## [LISTED ENTRIES]
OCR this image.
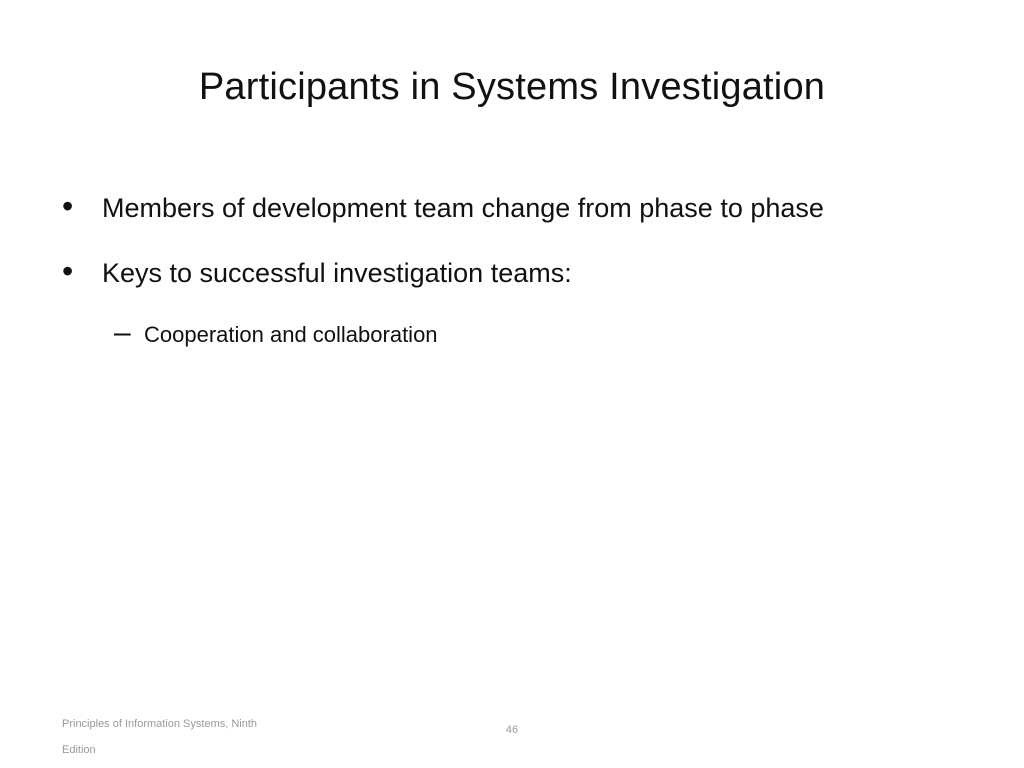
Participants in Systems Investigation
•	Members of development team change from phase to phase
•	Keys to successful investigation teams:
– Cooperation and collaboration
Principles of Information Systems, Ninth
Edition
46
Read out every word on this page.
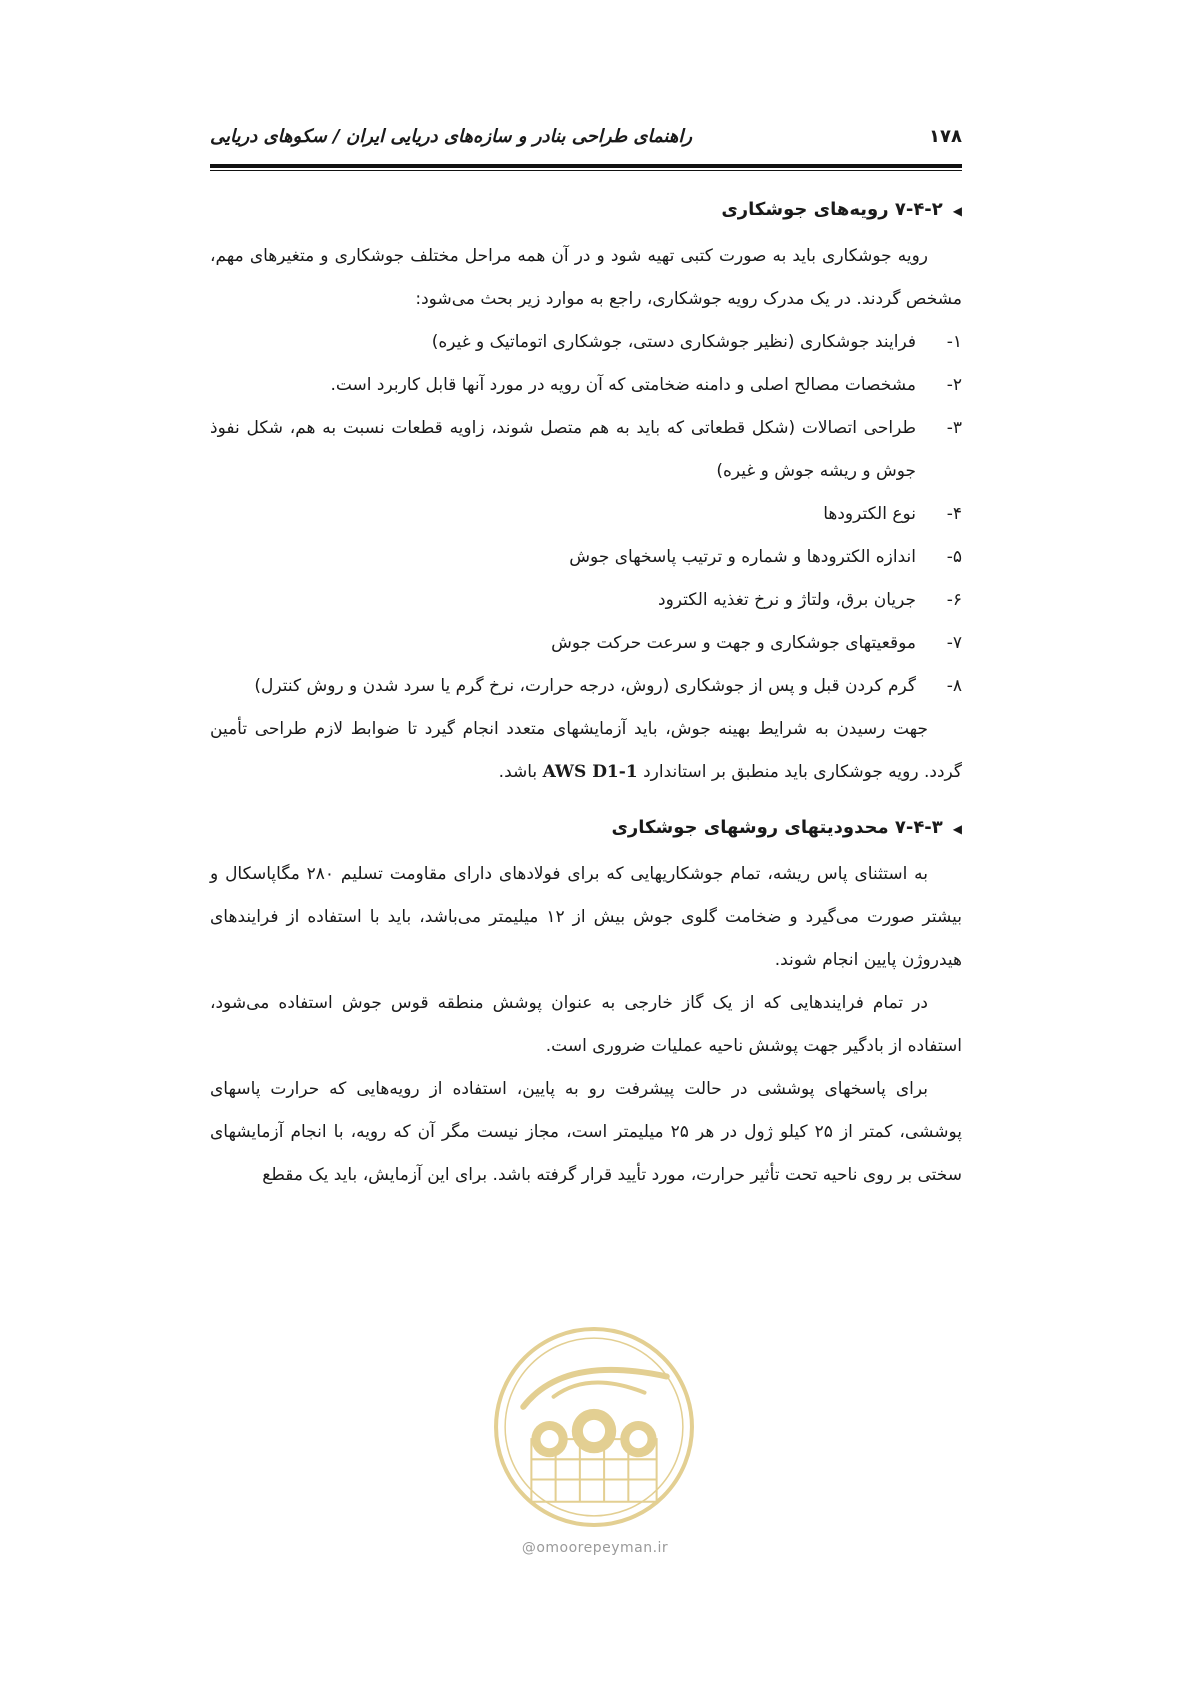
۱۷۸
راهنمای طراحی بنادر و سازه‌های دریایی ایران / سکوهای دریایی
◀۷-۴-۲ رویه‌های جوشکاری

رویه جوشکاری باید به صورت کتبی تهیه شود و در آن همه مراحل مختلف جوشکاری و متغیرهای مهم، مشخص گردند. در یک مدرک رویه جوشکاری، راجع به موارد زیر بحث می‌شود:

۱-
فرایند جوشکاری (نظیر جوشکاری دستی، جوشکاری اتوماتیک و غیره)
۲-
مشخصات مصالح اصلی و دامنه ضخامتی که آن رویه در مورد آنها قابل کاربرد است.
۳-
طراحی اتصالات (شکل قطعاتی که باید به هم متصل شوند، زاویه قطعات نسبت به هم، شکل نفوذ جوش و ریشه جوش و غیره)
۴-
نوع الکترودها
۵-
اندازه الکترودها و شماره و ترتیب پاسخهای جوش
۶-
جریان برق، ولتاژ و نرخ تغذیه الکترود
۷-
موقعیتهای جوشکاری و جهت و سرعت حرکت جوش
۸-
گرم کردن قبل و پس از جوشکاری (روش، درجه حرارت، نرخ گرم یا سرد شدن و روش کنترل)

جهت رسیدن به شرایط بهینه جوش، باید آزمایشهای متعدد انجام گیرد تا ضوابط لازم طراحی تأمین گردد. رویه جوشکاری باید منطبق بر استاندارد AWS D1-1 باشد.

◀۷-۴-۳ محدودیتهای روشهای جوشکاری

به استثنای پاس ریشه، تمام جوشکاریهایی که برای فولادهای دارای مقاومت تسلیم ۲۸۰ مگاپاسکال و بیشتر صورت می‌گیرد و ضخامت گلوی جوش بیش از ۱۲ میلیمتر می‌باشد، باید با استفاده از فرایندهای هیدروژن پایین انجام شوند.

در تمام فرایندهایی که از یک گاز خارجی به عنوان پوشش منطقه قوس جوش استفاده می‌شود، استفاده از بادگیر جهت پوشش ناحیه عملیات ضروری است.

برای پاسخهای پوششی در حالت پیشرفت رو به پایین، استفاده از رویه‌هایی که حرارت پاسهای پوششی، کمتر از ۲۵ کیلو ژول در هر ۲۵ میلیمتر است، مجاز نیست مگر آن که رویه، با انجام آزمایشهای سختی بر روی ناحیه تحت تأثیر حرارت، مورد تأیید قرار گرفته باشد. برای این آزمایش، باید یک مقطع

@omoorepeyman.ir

## [TASK]
Output exactly the lines from the one containing "Read out every word on this page." through the last line of the records above, both included, and leave out the pictures.

## [EXERCISE RESULT]
Read out every word on this page.
۱۷۸
راهنمای طراحی بنادر و سازه‌های دریایی ایران / سکوهای دریایی
◀۷-۴-۲ رویه‌های جوشکاری

رویه جوشکاری باید به صورت کتبی تهیه شود و در آن همه مراحل مختلف جوشکاری و متغیرهای مهم، مشخص گردند. در یک مدرک رویه جوشکاری، راجع به موارد زیر بحث می‌شود:

۱-
فرایند جوشکاری (نظیر جوشکاری دستی، جوشکاری اتوماتیک و غیره)
۲-
مشخصات مصالح اصلی و دامنه ضخامتی که آن رویه در مورد آنها قابل کاربرد است.
۳-
طراحی اتصالات (شکل قطعاتی که باید به هم متصل شوند، زاویه قطعات نسبت به هم، شکل نفوذ جوش و ریشه جوش و غیره)
۴-
نوع الکترودها
۵-
اندازه الکترودها و شماره و ترتیب پاسخهای جوش
۶-
جریان برق، ولتاژ و نرخ تغذیه الکترود
۷-
موقعیتهای جوشکاری و جهت و سرعت حرکت جوش
۸-
گرم کردن قبل و پس از جوشکاری (روش، درجه حرارت، نرخ گرم یا سرد شدن و روش کنترل)

جهت رسیدن به شرایط بهینه جوش، باید آزمایشهای متعدد انجام گیرد تا ضوابط لازم طراحی تأمین گردد. رویه جوشکاری باید منطبق بر استاندارد AWS D1-1 باشد.

◀۷-۴-۳ محدودیتهای روشهای جوشکاری

به استثنای پاس ریشه، تمام جوشکاریهایی که برای فولادهای دارای مقاومت تسلیم ۲۸۰ مگاپاسکال و بیشتر صورت می‌گیرد و ضخامت گلوی جوش بیش از ۱۲ میلیمتر می‌باشد، باید با استفاده از فرایندهای هیدروژن پایین انجام شوند.

در تمام فرایندهایی که از یک گاز خارجی به عنوان پوشش منطقه قوس جوش استفاده می‌شود، استفاده از بادگیر جهت پوشش ناحیه عملیات ضروری است.

برای پاسخهای پوششی در حالت پیشرفت رو به پایین، استفاده از رویه‌هایی که حرارت پاسهای پوششی، کمتر از ۲۵ کیلو ژول در هر ۲۵ میلیمتر است، مجاز نیست مگر آن که رویه، با انجام آزمایشهای سختی بر روی ناحیه تحت تأثیر حرارت، مورد تأیید قرار گرفته باشد. برای این آزمایش، باید یک مقطع

@omoorepeyman.ir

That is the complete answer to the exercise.